▶ The problem
Exact reproduction of the data is required, with images excluded.
——————
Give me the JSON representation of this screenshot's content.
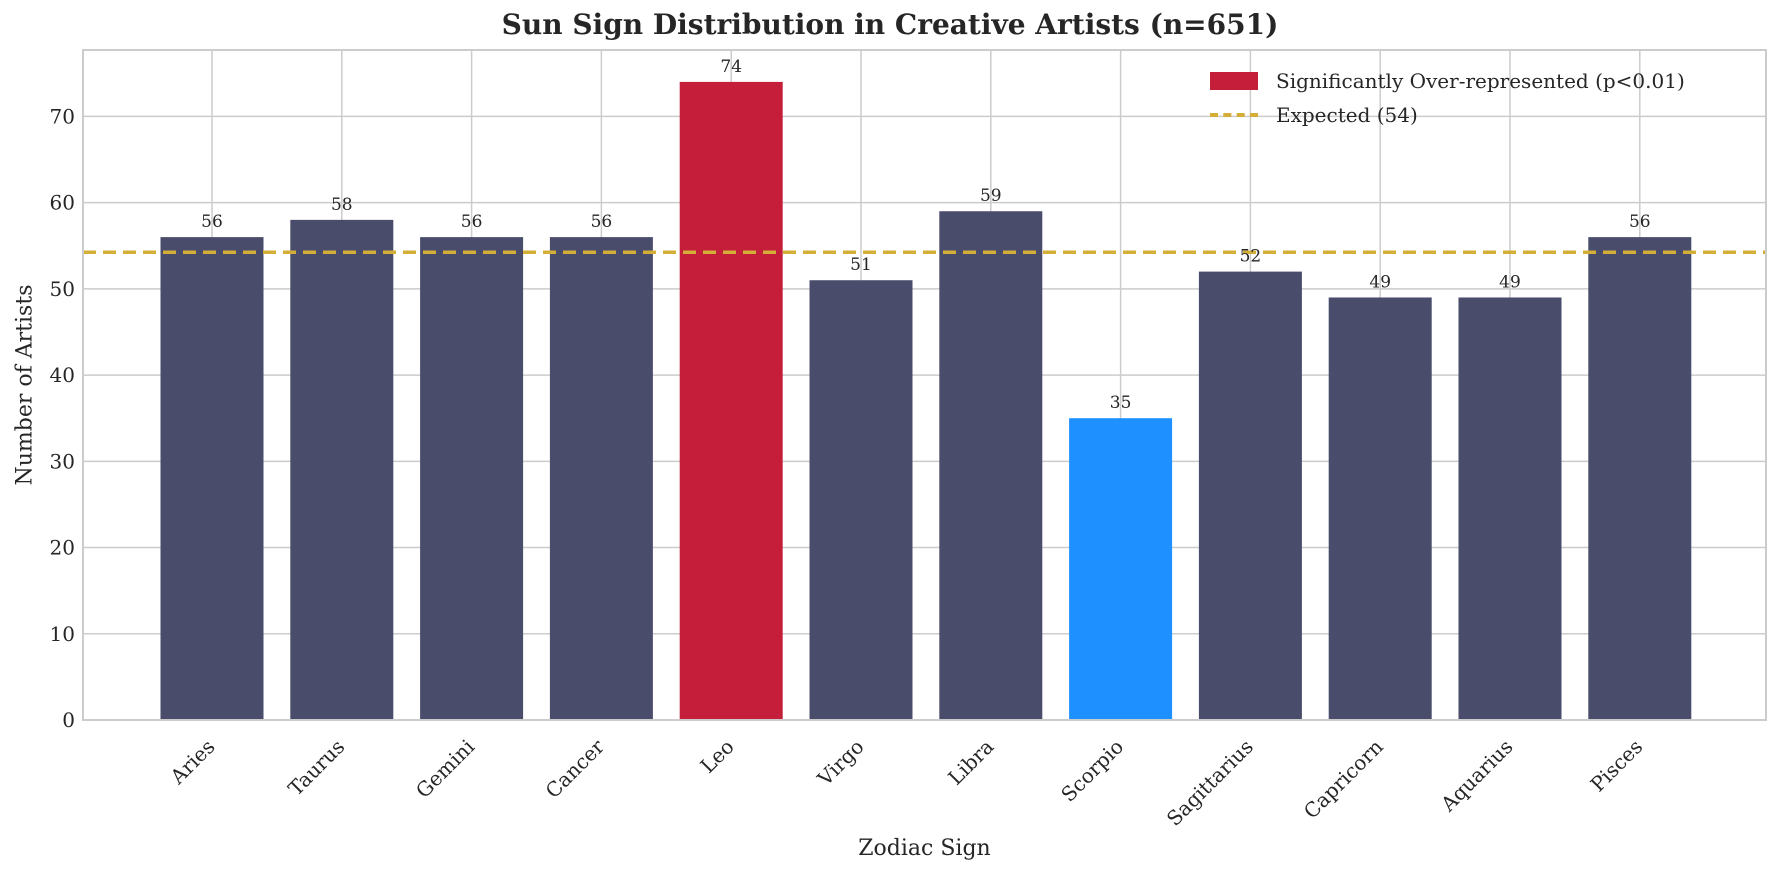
{
  "chart_data": {
    "type": "bar",
    "title": "Sun Sign Distribution in Creative Artists (n=651)",
    "xlabel": "Zodiac Sign",
    "ylabel": "Number of Artists",
    "categories": [
      "Aries",
      "Taurus",
      "Gemini",
      "Cancer",
      "Leo",
      "Virgo",
      "Libra",
      "Scorpio",
      "Sagittarius",
      "Capricorn",
      "Aquarius",
      "Pisces"
    ],
    "values": [
      56,
      58,
      56,
      56,
      74,
      51,
      59,
      35,
      52,
      49,
      49,
      56
    ],
    "bar_colors": [
      "#4a4c6b",
      "#4a4c6b",
      "#4a4c6b",
      "#4a4c6b",
      "#c41e3a",
      "#4a4c6b",
      "#4a4c6b",
      "#1e90ff",
      "#4a4c6b",
      "#4a4c6b",
      "#4a4c6b",
      "#4a4c6b"
    ],
    "data_labels": [
      "56",
      "58",
      "56",
      "56",
      "74",
      "51",
      "59",
      "35",
      "52",
      "49",
      "49",
      "56"
    ],
    "ylim": [
      0,
      77.7
    ],
    "yticks": [
      0,
      10,
      20,
      30,
      40,
      50,
      60,
      70
    ],
    "grid": true,
    "reference_line": {
      "value": 54.25,
      "label": "Expected (54)",
      "color": "#d4af37",
      "style": "dashed"
    },
    "legend": {
      "position": "upper right",
      "entries": [
        {
          "label": "Significantly Over-represented (p<0.01)",
          "color": "#c41e3a",
          "type": "patch"
        },
        {
          "label": "Expected (54)",
          "color": "#d4af37",
          "type": "dashed-line"
        }
      ]
    },
    "colors": {
      "default_bar": "#4a4c6b",
      "over": "#c41e3a",
      "under": "#1e90ff",
      "expected": "#d4af37",
      "grid": "#cccccc"
    }
  }
}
——————
▶ Complete answer
Give me the JSON representation of this screenshot's content.
{
  "chart_data": {
    "type": "bar",
    "title": "Sun Sign Distribution in Creative Artists (n=651)",
    "xlabel": "Zodiac Sign",
    "ylabel": "Number of Artists",
    "categories": [
      "Aries",
      "Taurus",
      "Gemini",
      "Cancer",
      "Leo",
      "Virgo",
      "Libra",
      "Scorpio",
      "Sagittarius",
      "Capricorn",
      "Aquarius",
      "Pisces"
    ],
    "values": [
      56,
      58,
      56,
      56,
      74,
      51,
      59,
      35,
      52,
      49,
      49,
      56
    ],
    "bar_colors": [
      "#4a4c6b",
      "#4a4c6b",
      "#4a4c6b",
      "#4a4c6b",
      "#c41e3a",
      "#4a4c6b",
      "#4a4c6b",
      "#1e90ff",
      "#4a4c6b",
      "#4a4c6b",
      "#4a4c6b",
      "#4a4c6b"
    ],
    "data_labels": [
      "56",
      "58",
      "56",
      "56",
      "74",
      "51",
      "59",
      "35",
      "52",
      "49",
      "49",
      "56"
    ],
    "ylim": [
      0,
      77.7
    ],
    "yticks": [
      0,
      10,
      20,
      30,
      40,
      50,
      60,
      70
    ],
    "grid": true,
    "reference_line": {
      "value": 54.25,
      "label": "Expected (54)",
      "color": "#d4af37",
      "style": "dashed"
    },
    "legend": {
      "position": "upper right",
      "entries": [
        {
          "label": "Significantly Over-represented (p<0.01)",
          "color": "#c41e3a",
          "type": "patch"
        },
        {
          "label": "Expected (54)",
          "color": "#d4af37",
          "type": "dashed-line"
        }
      ]
    },
    "colors": {
      "default_bar": "#4a4c6b",
      "over": "#c41e3a",
      "under": "#1e90ff",
      "expected": "#d4af37",
      "grid": "#cccccc"
    }
  }
}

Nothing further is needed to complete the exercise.